▶ Written instruction: Go over the listing below line by line and tally those containing "JSON". Give only the tally.

--- Provided data ---

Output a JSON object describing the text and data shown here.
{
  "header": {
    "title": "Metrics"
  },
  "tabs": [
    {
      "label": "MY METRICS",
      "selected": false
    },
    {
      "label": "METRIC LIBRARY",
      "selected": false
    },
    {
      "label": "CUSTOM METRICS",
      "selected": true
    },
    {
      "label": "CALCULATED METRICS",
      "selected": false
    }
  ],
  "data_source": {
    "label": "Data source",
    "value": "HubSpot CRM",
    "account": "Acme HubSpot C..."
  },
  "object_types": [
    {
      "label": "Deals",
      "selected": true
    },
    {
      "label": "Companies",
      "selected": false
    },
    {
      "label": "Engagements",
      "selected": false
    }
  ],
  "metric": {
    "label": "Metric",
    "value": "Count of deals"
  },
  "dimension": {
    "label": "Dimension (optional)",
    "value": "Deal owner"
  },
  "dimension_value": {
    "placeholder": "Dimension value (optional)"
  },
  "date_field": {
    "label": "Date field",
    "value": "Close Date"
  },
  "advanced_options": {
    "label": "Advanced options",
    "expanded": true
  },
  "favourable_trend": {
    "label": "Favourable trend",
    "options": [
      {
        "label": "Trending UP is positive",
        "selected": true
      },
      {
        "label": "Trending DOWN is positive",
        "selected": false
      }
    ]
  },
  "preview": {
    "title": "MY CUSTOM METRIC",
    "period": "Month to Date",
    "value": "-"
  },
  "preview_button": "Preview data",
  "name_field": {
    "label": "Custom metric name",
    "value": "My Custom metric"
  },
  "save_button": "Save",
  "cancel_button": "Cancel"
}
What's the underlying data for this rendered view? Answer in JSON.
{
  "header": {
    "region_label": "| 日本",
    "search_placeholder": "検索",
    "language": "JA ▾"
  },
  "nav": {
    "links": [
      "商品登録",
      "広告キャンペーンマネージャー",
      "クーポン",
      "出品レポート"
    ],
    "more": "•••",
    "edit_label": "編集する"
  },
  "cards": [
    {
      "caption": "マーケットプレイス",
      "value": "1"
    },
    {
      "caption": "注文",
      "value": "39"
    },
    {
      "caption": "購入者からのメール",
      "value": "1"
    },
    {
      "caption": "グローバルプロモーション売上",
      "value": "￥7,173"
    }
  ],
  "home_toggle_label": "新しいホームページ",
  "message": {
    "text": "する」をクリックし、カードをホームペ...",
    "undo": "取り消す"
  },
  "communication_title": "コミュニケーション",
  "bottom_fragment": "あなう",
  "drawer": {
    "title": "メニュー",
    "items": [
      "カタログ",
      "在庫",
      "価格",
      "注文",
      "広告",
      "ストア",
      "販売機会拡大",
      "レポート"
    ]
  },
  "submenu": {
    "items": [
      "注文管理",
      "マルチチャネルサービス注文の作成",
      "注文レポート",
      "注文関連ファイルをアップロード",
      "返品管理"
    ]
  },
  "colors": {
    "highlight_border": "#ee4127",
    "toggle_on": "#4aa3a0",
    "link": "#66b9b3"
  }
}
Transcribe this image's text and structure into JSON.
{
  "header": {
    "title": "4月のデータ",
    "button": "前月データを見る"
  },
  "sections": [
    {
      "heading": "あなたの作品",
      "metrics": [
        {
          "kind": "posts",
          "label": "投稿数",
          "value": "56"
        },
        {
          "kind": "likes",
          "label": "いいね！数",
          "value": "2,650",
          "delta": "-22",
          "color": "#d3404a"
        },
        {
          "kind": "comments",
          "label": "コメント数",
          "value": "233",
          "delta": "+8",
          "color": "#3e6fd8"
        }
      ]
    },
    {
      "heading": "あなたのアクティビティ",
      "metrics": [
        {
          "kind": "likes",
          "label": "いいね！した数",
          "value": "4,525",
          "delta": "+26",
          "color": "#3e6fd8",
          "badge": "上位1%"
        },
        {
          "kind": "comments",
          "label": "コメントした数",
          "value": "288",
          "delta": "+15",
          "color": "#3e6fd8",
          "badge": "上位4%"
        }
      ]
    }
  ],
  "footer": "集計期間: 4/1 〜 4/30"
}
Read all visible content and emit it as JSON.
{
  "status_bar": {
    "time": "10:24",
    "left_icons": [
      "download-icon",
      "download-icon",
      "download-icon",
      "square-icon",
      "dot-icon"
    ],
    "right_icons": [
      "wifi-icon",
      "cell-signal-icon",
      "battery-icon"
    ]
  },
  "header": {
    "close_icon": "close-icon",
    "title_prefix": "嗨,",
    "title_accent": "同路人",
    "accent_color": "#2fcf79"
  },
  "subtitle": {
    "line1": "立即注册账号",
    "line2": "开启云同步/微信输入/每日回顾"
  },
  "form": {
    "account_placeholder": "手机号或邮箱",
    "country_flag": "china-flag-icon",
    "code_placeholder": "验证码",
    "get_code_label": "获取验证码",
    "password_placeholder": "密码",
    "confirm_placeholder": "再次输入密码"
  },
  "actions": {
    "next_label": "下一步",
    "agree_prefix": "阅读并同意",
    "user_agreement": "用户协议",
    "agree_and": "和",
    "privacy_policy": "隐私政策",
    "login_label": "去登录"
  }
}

---

▶ Reply to the task: 4